The task: Identify every line containing the word "Cursor" and reproduce each one.

Data in this exercise:
————

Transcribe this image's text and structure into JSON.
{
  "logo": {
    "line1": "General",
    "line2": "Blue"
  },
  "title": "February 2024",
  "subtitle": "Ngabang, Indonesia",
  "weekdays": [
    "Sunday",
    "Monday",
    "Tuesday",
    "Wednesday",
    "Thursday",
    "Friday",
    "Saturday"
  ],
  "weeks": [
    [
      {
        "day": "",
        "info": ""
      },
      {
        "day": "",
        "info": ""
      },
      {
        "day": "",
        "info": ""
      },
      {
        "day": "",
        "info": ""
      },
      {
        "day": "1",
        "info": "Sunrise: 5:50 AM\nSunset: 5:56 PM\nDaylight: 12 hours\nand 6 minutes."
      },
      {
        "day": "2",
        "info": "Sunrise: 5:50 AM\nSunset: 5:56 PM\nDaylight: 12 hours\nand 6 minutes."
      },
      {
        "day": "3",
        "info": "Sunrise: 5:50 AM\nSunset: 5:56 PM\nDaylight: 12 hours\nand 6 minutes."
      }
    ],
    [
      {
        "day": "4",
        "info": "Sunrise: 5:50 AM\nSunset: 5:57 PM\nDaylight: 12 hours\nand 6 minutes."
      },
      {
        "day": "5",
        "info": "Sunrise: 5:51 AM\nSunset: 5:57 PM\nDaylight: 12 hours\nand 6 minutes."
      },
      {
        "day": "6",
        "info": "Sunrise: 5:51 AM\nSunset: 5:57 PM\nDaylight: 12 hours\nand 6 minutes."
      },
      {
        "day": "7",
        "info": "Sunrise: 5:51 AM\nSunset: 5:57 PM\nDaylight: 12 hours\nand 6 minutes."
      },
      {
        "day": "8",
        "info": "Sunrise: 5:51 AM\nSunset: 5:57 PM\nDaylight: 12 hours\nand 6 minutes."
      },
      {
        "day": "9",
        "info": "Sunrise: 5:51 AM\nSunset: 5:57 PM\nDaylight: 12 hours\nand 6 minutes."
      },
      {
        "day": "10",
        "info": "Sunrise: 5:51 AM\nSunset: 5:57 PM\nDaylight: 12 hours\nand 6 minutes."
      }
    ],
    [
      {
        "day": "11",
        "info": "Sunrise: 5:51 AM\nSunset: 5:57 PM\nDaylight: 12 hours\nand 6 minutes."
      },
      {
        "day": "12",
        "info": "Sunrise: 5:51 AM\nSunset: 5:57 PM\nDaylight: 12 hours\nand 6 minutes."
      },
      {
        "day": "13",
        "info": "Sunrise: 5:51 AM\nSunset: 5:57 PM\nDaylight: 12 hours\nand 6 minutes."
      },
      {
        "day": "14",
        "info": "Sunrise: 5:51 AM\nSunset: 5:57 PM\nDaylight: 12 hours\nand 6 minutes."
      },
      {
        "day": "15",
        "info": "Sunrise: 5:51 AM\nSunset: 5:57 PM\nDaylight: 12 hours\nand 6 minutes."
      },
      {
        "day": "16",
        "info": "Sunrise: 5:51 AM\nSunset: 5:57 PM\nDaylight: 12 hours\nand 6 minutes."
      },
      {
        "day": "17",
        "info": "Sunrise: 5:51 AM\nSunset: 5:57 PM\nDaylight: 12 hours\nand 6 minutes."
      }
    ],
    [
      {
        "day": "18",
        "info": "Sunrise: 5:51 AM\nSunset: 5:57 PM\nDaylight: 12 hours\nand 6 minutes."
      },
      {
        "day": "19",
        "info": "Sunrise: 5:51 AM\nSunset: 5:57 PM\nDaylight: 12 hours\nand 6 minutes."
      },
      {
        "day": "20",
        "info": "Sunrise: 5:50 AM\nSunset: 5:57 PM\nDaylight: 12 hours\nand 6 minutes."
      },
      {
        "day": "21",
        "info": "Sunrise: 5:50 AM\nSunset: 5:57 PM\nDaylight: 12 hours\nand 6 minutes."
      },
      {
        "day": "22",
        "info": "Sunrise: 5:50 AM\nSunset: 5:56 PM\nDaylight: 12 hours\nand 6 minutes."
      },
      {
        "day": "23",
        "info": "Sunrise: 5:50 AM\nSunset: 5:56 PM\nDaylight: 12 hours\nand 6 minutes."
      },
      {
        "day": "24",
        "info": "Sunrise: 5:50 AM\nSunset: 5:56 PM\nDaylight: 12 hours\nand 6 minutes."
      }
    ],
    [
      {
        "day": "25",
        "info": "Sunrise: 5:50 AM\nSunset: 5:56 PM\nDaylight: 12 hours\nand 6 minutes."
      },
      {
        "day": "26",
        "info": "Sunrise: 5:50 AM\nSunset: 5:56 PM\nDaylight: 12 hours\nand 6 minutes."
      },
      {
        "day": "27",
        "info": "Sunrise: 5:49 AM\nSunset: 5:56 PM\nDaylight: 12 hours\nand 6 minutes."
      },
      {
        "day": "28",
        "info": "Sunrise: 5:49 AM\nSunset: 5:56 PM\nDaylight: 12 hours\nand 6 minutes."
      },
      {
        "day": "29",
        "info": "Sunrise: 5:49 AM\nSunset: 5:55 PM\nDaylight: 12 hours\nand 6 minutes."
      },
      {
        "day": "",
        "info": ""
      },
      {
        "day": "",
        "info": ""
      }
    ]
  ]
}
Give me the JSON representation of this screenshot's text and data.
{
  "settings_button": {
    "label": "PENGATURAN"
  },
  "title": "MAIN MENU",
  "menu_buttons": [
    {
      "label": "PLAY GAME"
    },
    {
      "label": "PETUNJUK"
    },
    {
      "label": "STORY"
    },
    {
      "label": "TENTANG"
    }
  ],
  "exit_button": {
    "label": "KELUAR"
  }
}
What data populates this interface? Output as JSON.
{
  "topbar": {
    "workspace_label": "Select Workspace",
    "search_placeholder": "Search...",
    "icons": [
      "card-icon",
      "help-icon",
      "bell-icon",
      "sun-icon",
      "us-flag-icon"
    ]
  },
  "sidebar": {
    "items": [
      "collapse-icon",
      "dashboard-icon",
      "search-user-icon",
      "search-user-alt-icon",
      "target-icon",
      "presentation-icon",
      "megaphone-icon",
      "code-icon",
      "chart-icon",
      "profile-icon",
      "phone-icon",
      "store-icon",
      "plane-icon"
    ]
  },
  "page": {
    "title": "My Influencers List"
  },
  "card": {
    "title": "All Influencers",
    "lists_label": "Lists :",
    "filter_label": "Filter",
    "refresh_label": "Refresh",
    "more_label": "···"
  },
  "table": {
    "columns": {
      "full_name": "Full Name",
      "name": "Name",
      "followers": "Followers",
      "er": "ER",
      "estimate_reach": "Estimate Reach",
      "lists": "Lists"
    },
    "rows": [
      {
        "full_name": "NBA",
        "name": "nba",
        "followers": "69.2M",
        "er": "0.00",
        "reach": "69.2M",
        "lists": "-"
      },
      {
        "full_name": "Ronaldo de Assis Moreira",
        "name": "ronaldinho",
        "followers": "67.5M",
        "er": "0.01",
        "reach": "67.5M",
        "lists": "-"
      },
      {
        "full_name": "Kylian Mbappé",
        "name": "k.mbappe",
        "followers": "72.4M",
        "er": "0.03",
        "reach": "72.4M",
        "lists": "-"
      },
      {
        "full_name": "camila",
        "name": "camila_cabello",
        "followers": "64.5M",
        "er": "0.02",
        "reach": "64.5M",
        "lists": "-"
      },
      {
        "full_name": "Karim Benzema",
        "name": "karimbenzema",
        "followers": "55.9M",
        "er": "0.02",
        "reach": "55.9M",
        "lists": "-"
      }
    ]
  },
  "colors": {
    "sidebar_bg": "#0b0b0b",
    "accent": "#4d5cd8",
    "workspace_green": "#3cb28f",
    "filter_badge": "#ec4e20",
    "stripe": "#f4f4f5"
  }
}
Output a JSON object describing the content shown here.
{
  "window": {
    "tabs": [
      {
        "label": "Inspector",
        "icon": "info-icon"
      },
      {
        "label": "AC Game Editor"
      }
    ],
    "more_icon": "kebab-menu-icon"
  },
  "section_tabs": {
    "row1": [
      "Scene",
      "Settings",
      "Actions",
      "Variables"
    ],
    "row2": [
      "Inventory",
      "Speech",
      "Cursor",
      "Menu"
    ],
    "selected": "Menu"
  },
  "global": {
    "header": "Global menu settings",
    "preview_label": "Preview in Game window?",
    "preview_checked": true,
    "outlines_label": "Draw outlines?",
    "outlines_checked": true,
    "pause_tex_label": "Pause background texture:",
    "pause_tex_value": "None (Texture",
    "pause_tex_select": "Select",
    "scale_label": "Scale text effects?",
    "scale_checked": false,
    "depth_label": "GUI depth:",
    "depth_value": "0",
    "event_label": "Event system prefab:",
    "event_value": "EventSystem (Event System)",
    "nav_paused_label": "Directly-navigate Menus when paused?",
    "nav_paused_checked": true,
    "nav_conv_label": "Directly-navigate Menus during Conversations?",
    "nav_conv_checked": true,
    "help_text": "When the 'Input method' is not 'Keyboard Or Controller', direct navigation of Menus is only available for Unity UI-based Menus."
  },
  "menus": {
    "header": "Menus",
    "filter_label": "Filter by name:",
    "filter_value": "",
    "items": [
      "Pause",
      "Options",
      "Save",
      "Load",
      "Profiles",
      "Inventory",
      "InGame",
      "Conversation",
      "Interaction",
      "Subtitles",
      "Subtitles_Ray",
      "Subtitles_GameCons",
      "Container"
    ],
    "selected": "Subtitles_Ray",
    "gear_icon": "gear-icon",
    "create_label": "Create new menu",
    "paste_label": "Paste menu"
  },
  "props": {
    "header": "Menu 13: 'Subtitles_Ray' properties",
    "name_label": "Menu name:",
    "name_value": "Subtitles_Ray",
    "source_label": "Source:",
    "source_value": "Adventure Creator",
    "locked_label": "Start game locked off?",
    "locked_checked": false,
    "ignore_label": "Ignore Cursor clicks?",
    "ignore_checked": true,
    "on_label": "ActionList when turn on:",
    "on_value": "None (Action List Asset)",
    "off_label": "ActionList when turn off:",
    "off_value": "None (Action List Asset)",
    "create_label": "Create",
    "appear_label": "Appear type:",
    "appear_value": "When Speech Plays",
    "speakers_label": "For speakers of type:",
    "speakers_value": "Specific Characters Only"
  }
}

————

Complete output:
      "Cursor",
    "ignore_label": "Ignore Cursor clicks?",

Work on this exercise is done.